Copy out, from the entries below, each line holding the string "même".

(Stored items)

###

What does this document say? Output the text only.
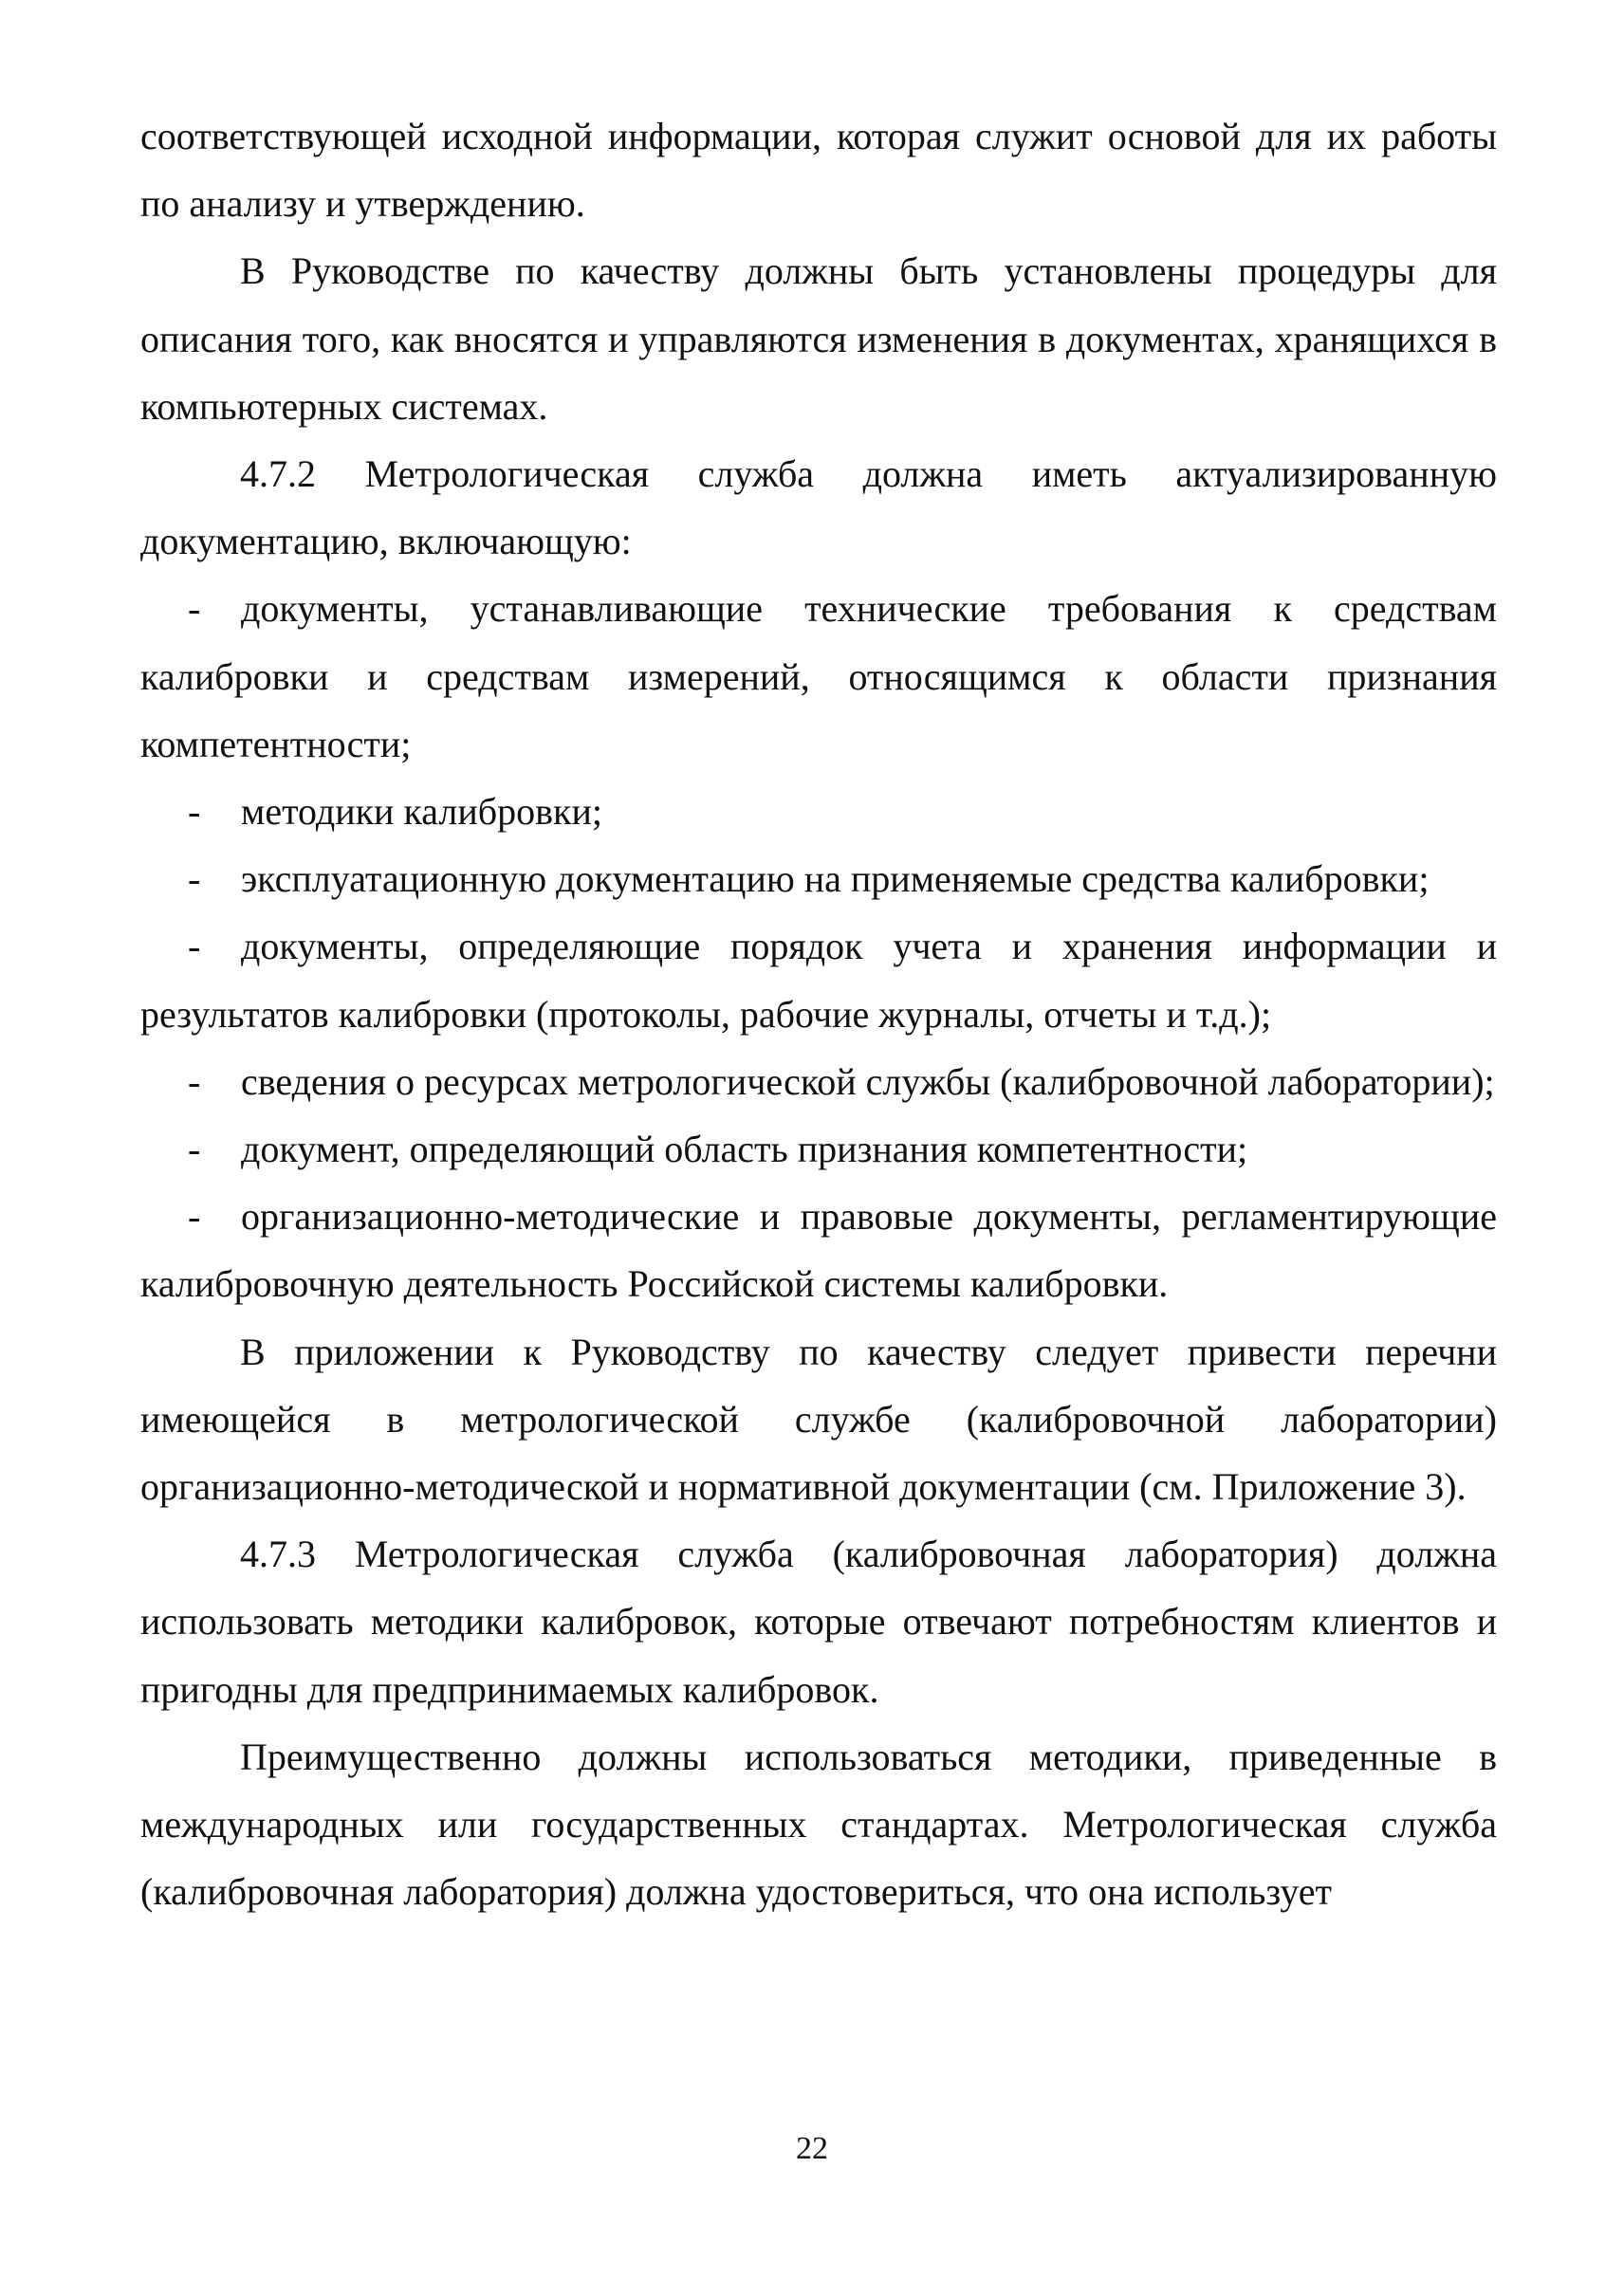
соответствующей исходной информации, которая служит основой для их работы по анализу и утверждению.

В Руководстве по качеству должны быть установлены процедуры для описания того, как вносятся и управляются изменения в документах, хранящихся в компьютерных системах.

4.7.2 Метрологическая служба должна иметь актуализированную документацию, включающую:

- документы, устанавливающие технические требования к средствам калибровки и средствам измерений, относящимся к области признания компетентности;

- методики калибровки;

- эксплуатационную документацию на применяемые средства калибровки;

- документы, определяющие порядок учета и хранения информации и результатов калибровки (протоколы, рабочие журналы, отчеты и т.д.);

- сведения о ресурсах метрологической службы (калибровочной лаборатории);

- документ, определяющий область признания компетентности;

- организационно-методические и правовые документы, регламентирующие калибровочную деятельность Российской системы калибровки.

В приложении к Руководству по качеству следует привести перечни имеющейся в метрологической службе (калибровочной лаборатории) организационно-методической и нормативной документации (см. Приложение 3).

4.7.3 Метрологическая служба (калибровочная лаборатория) должна использовать методики калибровок, которые отвечают потребностям клиентов и пригодны для предпринимаемых калибровок.

Преимущественно должны использоваться методики, приведенные в международных или государственных стандартах. Метрологическая служба (калибровочная лаборатория) должна удостовериться, что она использует

22
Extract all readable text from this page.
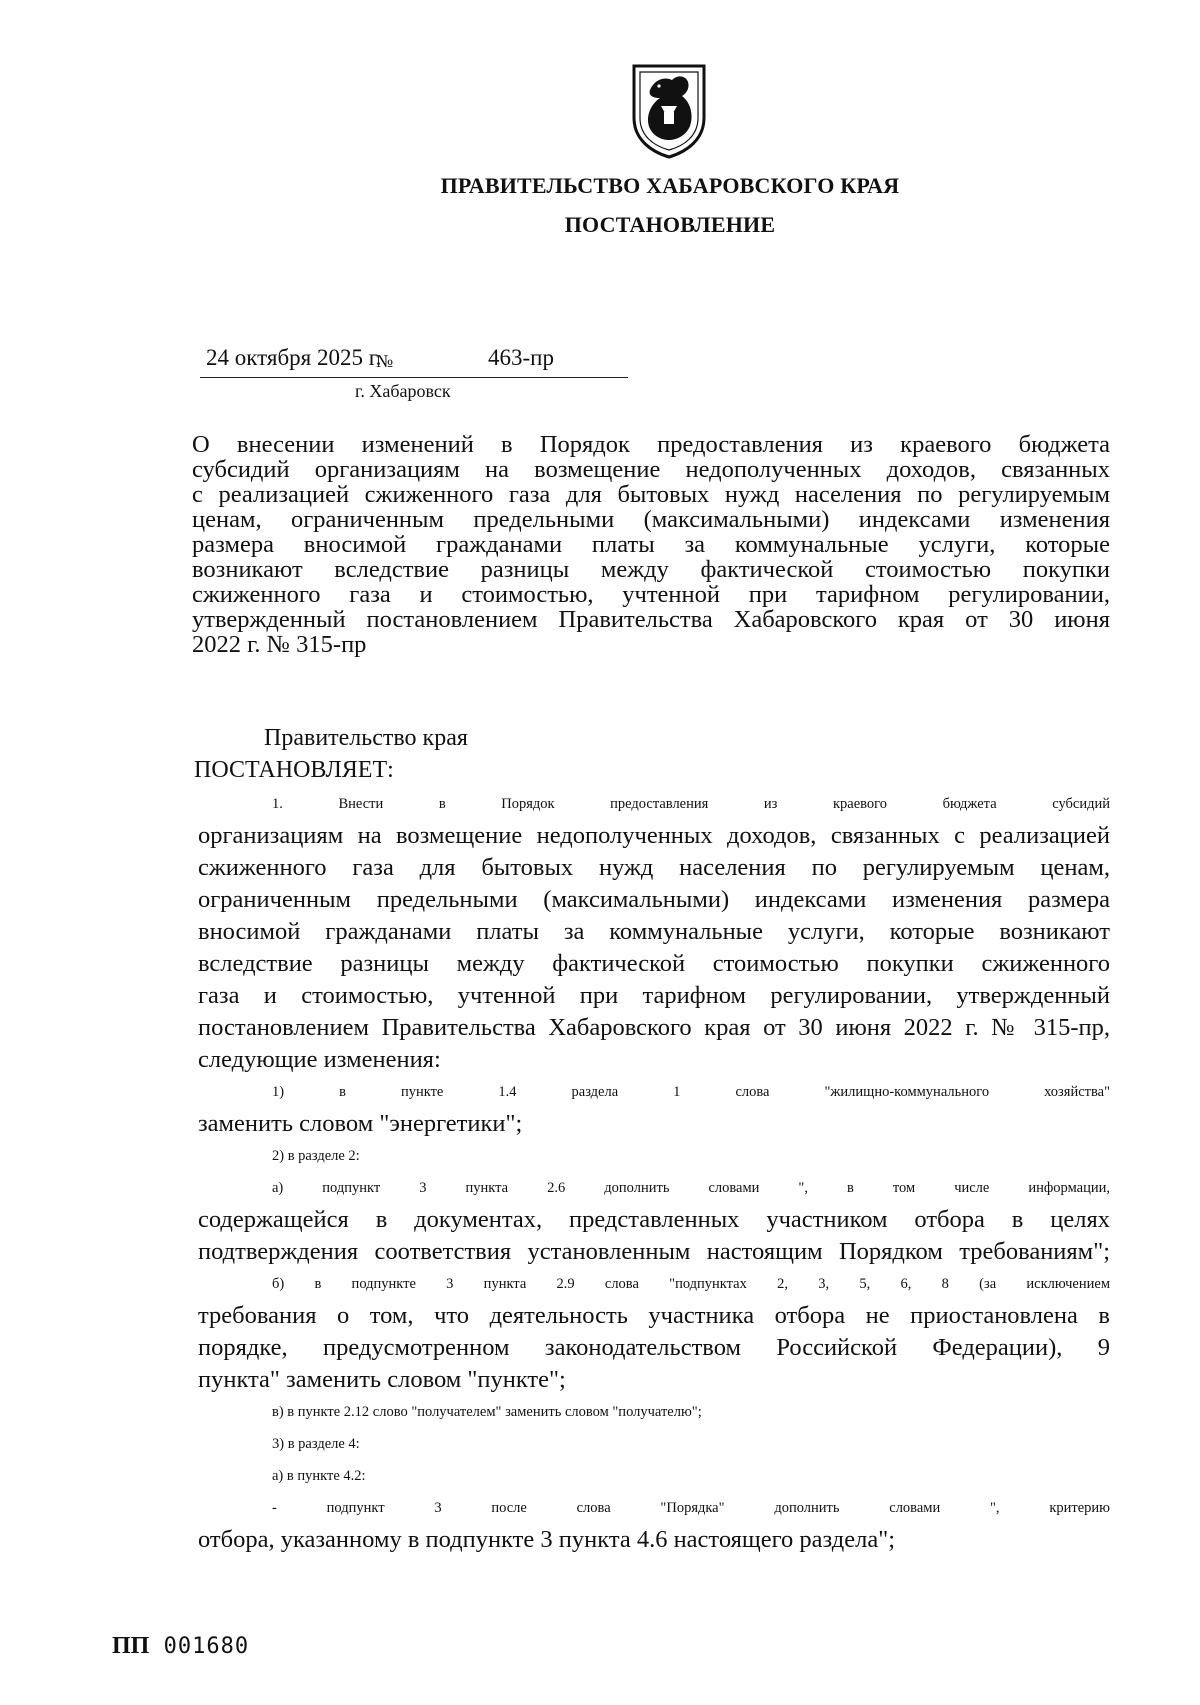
ПРАВИТЕЛЬСТВО ХАБАРОВСКОГО КРАЯ
ПОСТАНОВЛЕНИЕ
24 октября 2025 г.
№	463-пр
г. Хабаровск
О внесении изменений в Порядок предоставления из краевого бюджета
субсидий организациям на возмещение недополученных доходов, связанных
с реализацией сжиженного газа для бытовых нужд населения по регулируемым
ценам, ограниченным предельными (максимальными) индексами изменения
размера вносимой гражданами платы за коммунальные услуги, которые
возникают вследствие разницы между фактической стоимостью покупки
сжиженного газа и стоимостью, учтенной при тарифном регулировании,
утвержденный постановлением Правительства Хабаровского края от 30 июня
2022 г. № 315-пр
Правительство края
ПОСТАНОВЛЯЕТ:
1. Внести в Порядок предоставления из краевого бюджета субсидий
организациям на возмещение недополученных доходов, связанных с реализацией
сжиженного газа для бытовых нужд населения по регулируемым ценам,
ограниченным предельными (максимальными) индексами изменения размера
вносимой гражданами платы за коммунальные услуги, которые возникают
вследствие разницы между фактической стоимостью покупки сжиженного
газа и стоимостью, учтенной при тарифном регулировании, утвержденный
постановлением Правительства Хабаровского края от 30 июня 2022 г. № 315-пр,
следующие изменения:
1) в пункте 1.4 раздела 1 слова "жилищно-коммунального хозяйства"
заменить словом "энергетики";
2) в разделе 2:
а) подпункт 3 пункта 2.6 дополнить словами ", в том числе информации,
содержащейся в документах, представленных участником отбора в целях
подтверждения соответствия установленным настоящим Порядком требованиям";
б) в подпункте 3 пункта 2.9 слова "подпунктах 2, 3, 5, 6, 8 (за исключением
требования о том, что деятельность участника отбора не приостановлена в
порядке, предусмотренном законодательством Российской Федерации), 9
пункта" заменить словом "пункте";
в) в пункте 2.12 слово "получателем" заменить словом "получателю";
3) в разделе 4:
а) в пункте 4.2:
- подпункт 3 после слова "Порядка" дополнить словами ", критерию
отбора, указанному в подпункте 3 пункта 4.6 настоящего раздела";
ПП 001680
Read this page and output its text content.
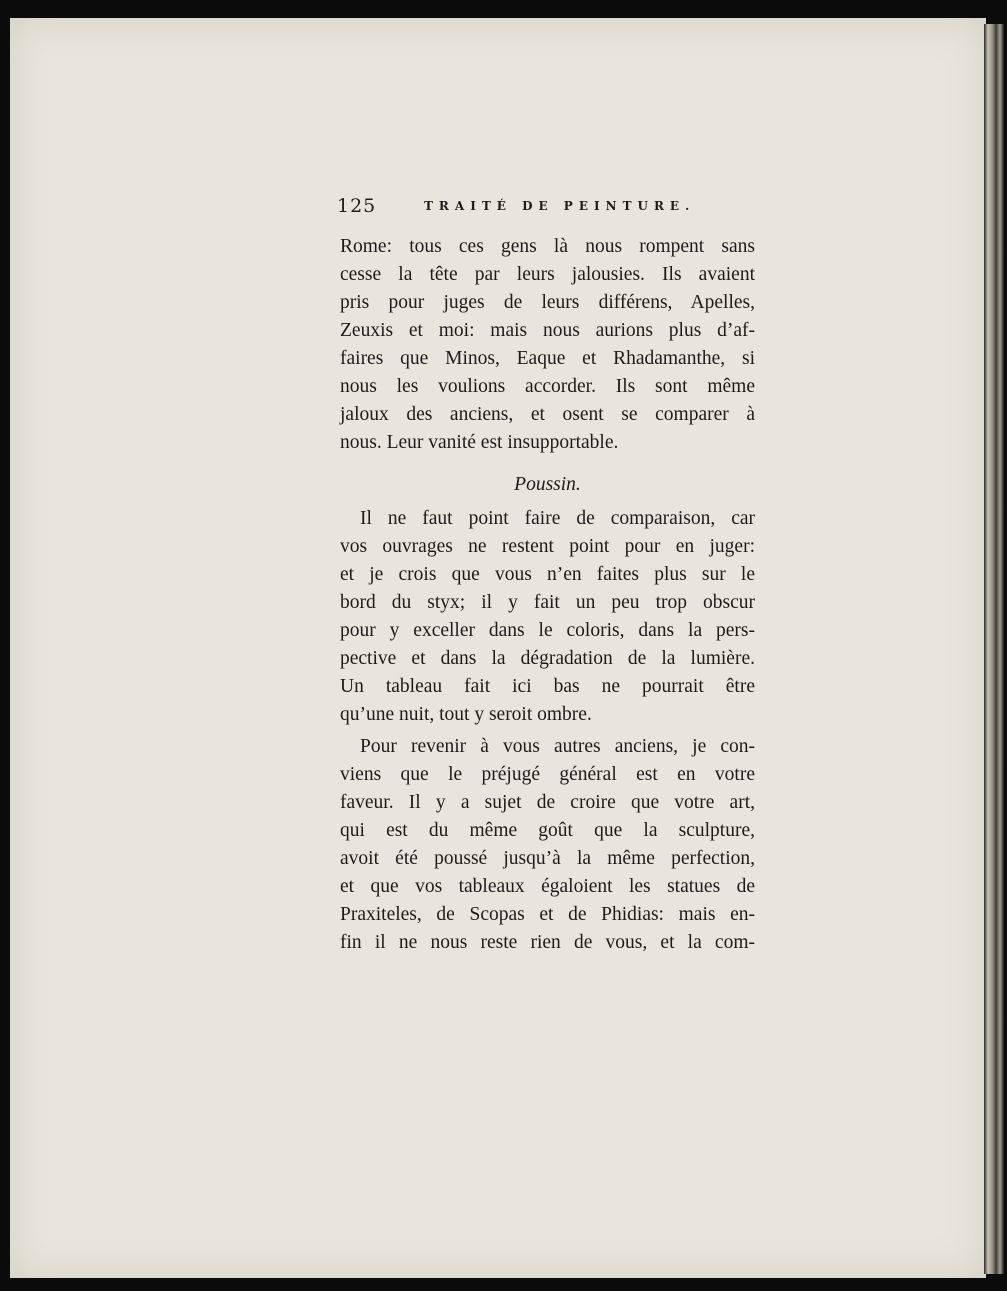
125	TRAITÉ DE PEINTURE.
Rome: tous ces gens là nous rompent sans
cesse la tête par leurs jalousies. Ils avaient
pris pour juges de leurs différens, Apelles,
Zeuxis et moi: mais nous aurions plus d’af-
faires que Minos, Eaque et Rhadamanthe, si
nous les voulions accorder. Ils sont même
jaloux des anciens, et osent se comparer à
nous. Leur vanité est insupportable.
Poussin.
Il ne faut point faire de comparaison, car
vos ouvrages ne restent point pour en juger:
et je crois que vous n’en faites plus sur le
bord du styx; il y fait un peu trop obscur
pour y exceller dans le coloris, dans la pers-
pective et dans la dégradation de la lumière.
Un tableau fait ici bas ne pourrait être
qu’une nuit, tout y seroit ombre.
Pour revenir à vous autres anciens, je con-
viens que le préjugé général est en votre
faveur. Il y a sujet de croire que votre art,
qui est du même goût que la sculpture,
avoit été poussé jusqu’à la même perfection,
et que vos tableaux égaloient les statues de
Praxiteles, de Scopas et de Phidias: mais en-
fin il ne nous reste rien de vous, et la com-
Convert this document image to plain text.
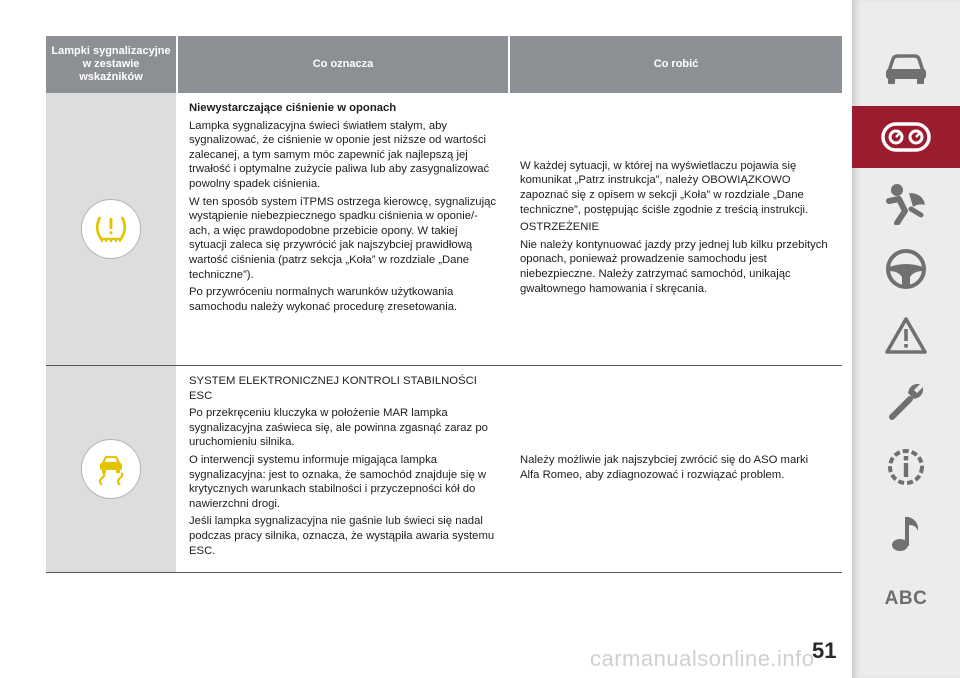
Lampki sygnalizacyjne w zestawie wskaźników
Co oznacza	Co robić

Niewystarczające ciśnienie w oponach

Lampka sygnalizacyjna świeci światłem stałym, aby sygnalizować, że ciśnienie w oponie jest niższe od wartości zalecanej, a tym samym móc zapewnić jak najlepszą jej trwałość i optymalne zużycie paliwa lub aby zasygnalizować powolny spadek ciśnienia.

W ten sposób system iTPMS ostrzega kierowcę, sygnalizując wystąpienie niebezpiecznego spadku ciśnienia w oponie/-ach, a więc prawdopodobne przebicie opony. W takiej sytuacji zaleca się przywrócić jak najszybciej prawidłową wartość ciśnienia (patrz sekcja „Koła” w rozdziale „Dane techniczne”).

Po przywróceniu normalnych warunków użytkowania samochodu należy wykonać procedurę zresetowania.

W każdej sytuacji, w której na wyświetlaczu pojawia się komunikat „Patrz instrukcja”, należy OBOWIĄZKOWO zapoznać się z opisem w sekcji „Koła” w rozdziale „Dane techniczne”, postępując ściśle zgodnie z treścią instrukcji.

OSTRZEŻENIE

Nie należy kontynuować jazdy przy jednej lub kilku przebitych oponach, ponieważ prowadzenie samochodu jest niebezpieczne. Należy zatrzymać samochód, unikając gwałtownego hamowania i skręcania.

SYSTEM ELEKTRONICZNEJ KONTROLI STABILNOŚCI ESC

Po przekręceniu kluczyka w położenie MAR lampka sygnalizacyjna zaświeca się, ale powinna zgasnąć zaraz po uruchomieniu silnika.

O interwencji systemu informuje migająca lampka sygnalizacyjna: jest to oznaka, że samochód znajduje się w krytycznych warunkach stabilności i przyczepności kół do nawierzchni drogi.

Jeśli lampka sygnalizacyjna nie gaśnie lub świeci się nadal podczas pracy silnika, oznacza, że wystąpiła awaria systemu ESC.

Należy możliwie jak najszybciej zwrócić się do ASO marki Alfa Romeo, aby zdiagnozować i rozwiązać problem.

ABC
51
carmanualsonline.info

###

Response to the exercise:
nous les voulions accorder. Ils sont même
qui est du même goût que la sculpture,
avoit été poussé jusqu’à la même perfection,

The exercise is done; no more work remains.